* Requirements: Can you restate the records below word for word?

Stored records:
----

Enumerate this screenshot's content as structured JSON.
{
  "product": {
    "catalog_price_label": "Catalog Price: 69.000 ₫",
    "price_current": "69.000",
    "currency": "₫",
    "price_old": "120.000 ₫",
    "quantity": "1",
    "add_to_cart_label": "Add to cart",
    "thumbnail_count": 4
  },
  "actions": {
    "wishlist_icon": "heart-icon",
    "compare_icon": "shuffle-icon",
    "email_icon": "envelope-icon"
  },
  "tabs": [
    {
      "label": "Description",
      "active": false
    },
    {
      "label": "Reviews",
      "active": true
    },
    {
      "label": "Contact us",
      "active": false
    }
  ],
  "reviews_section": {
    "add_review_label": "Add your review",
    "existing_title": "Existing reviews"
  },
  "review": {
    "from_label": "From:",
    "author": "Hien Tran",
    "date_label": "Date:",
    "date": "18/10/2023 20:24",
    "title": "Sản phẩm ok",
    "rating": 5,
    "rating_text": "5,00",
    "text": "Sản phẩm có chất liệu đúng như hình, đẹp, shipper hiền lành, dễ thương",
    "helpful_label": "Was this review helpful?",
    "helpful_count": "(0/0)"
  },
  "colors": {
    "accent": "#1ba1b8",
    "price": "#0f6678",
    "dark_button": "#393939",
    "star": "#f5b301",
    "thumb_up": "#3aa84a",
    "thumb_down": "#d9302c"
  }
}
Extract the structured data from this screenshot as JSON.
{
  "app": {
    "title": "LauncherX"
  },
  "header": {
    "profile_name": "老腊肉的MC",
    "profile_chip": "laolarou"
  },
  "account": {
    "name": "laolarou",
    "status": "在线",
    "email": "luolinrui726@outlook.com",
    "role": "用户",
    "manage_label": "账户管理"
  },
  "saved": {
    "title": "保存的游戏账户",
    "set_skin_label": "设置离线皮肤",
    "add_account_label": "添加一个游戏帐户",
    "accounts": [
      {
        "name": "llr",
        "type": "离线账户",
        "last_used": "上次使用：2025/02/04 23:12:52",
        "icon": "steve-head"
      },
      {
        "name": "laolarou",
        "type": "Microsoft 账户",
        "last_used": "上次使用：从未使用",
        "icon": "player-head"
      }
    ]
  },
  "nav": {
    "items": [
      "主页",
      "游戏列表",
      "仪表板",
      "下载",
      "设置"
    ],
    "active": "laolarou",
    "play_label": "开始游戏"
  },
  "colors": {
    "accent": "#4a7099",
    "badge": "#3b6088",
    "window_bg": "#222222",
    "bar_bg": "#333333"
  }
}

----

* Exercise response:
Enumerate this screenshot's content as structured JSON.
{
  "product": {
    "catalog_price_label": "Catalog Price: 69.000 ₫",
    "price_current": "69.000",
    "currency": "₫",
    "price_old": "120.000 ₫",
    "quantity": "1",
    "add_to_cart_label": "Add to cart",
    "thumbnail_count": 4
  },
  "actions": {
    "wishlist_icon": "heart-icon",
    "compare_icon": "shuffle-icon",
    "email_icon": "envelope-icon"
  },
  "tabs": [
    {
      "label": "Description",
      "active": false
    },
    {
      "label": "Reviews",
      "active": true
    },
    {
      "label": "Contact us",
      "active": false
    }
  ],
  "reviews_section": {
    "add_review_label": "Add your review",
    "existing_title": "Existing reviews"
  },
  "review": {
    "from_label": "From:",
    "author": "Hien Tran",
    "date_label": "Date:",
    "date": "18/10/2023 20:24",
    "title": "Sản phẩm ok",
    "rating": 5,
    "rating_text": "5,00",
    "text": "Sản phẩm có chất liệu đúng như hình, đẹp, shipper hiền lành, dễ thương",
    "helpful_label": "Was this review helpful?",
    "helpful_count": "(0/0)"
  },
  "colors": {
    "accent": "#1ba1b8",
    "price": "#0f6678",
    "dark_button": "#393939",
    "star": "#f5b301",
    "thumb_up": "#3aa84a",
    "thumb_down": "#d9302c"
  }
}
Extract the structured data from this screenshot as JSON.
{
  "app": {
    "title": "LauncherX"
  },
  "header": {
    "profile_name": "老腊肉的MC",
    "profile_chip": "laolarou"
  },
  "account": {
    "name": "laolarou",
    "status": "在线",
    "email": "luolinrui726@outlook.com",
    "role": "用户",
    "manage_label": "账户管理"
  },
  "saved": {
    "title": "保存的游戏账户",
    "set_skin_label": "设置离线皮肤",
    "add_account_label": "添加一个游戏帐户",
    "accounts": [
      {
        "name": "llr",
        "type": "离线账户",
        "last_used": "上次使用：2025/02/04 23:12:52",
        "icon": "steve-head"
      },
      {
        "name": "laolarou",
        "type": "Microsoft 账户",
        "last_used": "上次使用：从未使用",
        "icon": "player-head"
      }
    ]
  },
  "nav": {
    "items": [
      "主页",
      "游戏列表",
      "仪表板",
      "下载",
      "设置"
    ],
    "active": "laolarou",
    "play_label": "开始游戏"
  },
  "colors": {
    "accent": "#4a7099",
    "badge": "#3b6088",
    "window_bg": "#222222",
    "bar_bg": "#333333"
  }
}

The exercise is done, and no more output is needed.